Data entries
--

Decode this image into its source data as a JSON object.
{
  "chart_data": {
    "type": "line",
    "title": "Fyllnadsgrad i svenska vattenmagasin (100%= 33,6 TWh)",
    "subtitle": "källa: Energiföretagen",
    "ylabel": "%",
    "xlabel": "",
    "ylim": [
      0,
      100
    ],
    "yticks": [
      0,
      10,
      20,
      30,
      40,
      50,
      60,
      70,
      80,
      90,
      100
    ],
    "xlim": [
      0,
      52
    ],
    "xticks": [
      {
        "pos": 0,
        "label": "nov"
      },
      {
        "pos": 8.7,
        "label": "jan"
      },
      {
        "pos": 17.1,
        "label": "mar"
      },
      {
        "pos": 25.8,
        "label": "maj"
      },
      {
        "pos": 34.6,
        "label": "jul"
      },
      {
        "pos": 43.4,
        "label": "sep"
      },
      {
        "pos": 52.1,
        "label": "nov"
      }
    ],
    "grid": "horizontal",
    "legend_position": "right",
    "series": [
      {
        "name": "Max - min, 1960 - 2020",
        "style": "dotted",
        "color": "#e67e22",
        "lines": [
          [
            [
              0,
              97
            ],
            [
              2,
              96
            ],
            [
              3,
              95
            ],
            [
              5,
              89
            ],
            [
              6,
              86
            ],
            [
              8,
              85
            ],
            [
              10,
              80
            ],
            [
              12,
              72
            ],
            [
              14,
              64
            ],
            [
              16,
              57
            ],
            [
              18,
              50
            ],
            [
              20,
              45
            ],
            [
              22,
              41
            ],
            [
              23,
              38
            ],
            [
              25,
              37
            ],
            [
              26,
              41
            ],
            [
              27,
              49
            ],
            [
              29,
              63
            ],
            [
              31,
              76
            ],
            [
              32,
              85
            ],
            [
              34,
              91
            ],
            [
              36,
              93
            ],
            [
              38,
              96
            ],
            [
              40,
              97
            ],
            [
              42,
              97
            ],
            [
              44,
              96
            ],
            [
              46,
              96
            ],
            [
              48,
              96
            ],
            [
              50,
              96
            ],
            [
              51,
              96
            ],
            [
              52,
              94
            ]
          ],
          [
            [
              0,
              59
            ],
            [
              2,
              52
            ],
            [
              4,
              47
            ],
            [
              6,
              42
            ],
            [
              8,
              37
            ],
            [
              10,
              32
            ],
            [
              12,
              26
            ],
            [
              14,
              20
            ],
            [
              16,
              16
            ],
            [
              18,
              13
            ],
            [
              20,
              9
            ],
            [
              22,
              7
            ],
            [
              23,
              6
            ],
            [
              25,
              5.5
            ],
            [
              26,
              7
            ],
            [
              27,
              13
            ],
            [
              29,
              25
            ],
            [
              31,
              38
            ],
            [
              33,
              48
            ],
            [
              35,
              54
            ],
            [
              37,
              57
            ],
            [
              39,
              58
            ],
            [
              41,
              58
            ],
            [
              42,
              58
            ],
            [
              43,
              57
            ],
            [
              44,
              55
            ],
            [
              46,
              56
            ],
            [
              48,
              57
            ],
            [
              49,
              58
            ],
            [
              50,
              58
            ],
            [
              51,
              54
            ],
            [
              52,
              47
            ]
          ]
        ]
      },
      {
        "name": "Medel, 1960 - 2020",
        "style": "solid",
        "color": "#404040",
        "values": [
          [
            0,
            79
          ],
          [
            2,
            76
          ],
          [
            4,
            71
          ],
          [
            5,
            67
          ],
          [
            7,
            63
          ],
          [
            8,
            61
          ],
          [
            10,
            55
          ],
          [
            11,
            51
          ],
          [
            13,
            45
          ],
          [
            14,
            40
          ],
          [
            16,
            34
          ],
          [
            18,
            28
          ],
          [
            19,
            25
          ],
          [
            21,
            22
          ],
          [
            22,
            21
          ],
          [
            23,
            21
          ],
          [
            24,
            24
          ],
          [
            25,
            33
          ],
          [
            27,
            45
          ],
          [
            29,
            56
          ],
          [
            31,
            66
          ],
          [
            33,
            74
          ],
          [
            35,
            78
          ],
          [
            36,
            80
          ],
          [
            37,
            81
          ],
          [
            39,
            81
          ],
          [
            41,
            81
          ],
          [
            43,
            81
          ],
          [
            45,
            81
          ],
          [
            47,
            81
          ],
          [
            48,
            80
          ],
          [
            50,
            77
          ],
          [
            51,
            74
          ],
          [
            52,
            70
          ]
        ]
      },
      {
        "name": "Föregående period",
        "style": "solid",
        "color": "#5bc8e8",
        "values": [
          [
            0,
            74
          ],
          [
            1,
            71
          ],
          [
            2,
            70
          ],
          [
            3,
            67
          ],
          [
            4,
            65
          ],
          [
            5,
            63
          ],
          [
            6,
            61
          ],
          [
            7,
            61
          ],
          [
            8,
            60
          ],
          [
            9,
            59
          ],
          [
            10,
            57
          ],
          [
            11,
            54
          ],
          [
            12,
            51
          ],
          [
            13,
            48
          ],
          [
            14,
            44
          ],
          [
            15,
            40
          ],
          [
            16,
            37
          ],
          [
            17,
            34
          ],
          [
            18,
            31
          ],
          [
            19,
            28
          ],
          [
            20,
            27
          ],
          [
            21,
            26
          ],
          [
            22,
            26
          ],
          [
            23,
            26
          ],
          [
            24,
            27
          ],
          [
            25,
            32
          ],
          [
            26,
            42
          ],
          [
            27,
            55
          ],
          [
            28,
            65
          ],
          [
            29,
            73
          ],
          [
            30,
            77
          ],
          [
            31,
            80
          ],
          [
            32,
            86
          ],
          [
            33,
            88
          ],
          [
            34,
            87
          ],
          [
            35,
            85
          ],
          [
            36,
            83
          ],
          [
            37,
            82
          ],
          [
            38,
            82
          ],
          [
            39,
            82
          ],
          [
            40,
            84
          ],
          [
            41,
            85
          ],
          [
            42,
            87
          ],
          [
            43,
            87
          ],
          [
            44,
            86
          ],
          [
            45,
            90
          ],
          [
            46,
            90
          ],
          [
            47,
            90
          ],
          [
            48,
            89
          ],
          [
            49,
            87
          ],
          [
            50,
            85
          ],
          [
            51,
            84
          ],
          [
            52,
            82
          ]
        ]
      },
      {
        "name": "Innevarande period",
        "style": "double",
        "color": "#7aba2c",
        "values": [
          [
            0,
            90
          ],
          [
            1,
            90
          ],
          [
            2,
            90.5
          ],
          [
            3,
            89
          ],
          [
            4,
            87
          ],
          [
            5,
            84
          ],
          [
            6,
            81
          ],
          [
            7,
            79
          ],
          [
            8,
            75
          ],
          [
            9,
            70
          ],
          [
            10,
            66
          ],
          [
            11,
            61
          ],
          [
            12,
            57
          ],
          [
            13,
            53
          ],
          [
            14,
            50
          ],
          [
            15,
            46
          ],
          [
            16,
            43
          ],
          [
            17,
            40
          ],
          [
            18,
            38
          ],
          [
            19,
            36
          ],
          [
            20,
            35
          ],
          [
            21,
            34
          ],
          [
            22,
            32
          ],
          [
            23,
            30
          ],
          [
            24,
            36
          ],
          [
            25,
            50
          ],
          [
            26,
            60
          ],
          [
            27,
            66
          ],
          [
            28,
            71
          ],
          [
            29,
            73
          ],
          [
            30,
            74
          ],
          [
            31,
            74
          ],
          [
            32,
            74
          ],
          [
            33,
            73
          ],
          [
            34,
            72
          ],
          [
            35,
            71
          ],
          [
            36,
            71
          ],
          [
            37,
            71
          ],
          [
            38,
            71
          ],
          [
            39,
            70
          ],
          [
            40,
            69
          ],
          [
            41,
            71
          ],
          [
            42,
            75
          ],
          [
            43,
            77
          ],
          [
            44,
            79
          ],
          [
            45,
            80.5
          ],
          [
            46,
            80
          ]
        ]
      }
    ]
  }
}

--

OBJECTIVE
In the data above, count the lines where the word "color" appears; reply with the number only.

WRITTEN RESPONSE
4